EXERCISE REQUIREMENTS
Copy every line of the data exactly, leaving nothing out.

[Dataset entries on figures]

────────────────

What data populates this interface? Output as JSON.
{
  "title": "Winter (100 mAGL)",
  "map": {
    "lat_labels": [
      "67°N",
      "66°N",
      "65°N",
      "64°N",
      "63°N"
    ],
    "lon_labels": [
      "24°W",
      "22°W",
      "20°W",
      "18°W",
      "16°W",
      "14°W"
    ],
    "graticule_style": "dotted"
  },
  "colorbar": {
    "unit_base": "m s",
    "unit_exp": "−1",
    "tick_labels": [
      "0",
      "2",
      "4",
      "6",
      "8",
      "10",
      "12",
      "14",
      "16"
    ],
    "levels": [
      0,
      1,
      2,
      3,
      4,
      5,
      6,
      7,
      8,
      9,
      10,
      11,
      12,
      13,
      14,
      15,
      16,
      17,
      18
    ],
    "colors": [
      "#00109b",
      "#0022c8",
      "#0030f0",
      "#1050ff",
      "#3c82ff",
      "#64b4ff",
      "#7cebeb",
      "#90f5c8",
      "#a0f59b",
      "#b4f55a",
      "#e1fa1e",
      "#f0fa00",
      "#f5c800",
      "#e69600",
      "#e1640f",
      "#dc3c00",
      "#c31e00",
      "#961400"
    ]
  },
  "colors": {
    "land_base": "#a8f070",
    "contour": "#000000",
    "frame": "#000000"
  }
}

────────────────

WRITTEN SOLUTION
What data populates this interface? Output as JSON.
{
  "title": "Winter (100 mAGL)",
  "map": {
    "lat_labels": [
      "67°N",
      "66°N",
      "65°N",
      "64°N",
      "63°N"
    ],
    "lon_labels": [
      "24°W",
      "22°W",
      "20°W",
      "18°W",
      "16°W",
      "14°W"
    ],
    "graticule_style": "dotted"
  },
  "colorbar": {
    "unit_base": "m s",
    "unit_exp": "−1",
    "tick_labels": [
      "0",
      "2",
      "4",
      "6",
      "8",
      "10",
      "12",
      "14",
      "16"
    ],
    "levels": [
      0,
      1,
      2,
      3,
      4,
      5,
      6,
      7,
      8,
      9,
      10,
      11,
      12,
      13,
      14,
      15,
      16,
      17,
      18
    ],
    "colors": [
      "#00109b",
      "#0022c8",
      "#0030f0",
      "#1050ff",
      "#3c82ff",
      "#64b4ff",
      "#7cebeb",
      "#90f5c8",
      "#a0f59b",
      "#b4f55a",
      "#e1fa1e",
      "#f0fa00",
      "#f5c800",
      "#e69600",
      "#e1640f",
      "#dc3c00",
      "#c31e00",
      "#961400"
    ]
  },
  "colors": {
    "land_base": "#a8f070",
    "contour": "#000000",
    "frame": "#000000"
  }
}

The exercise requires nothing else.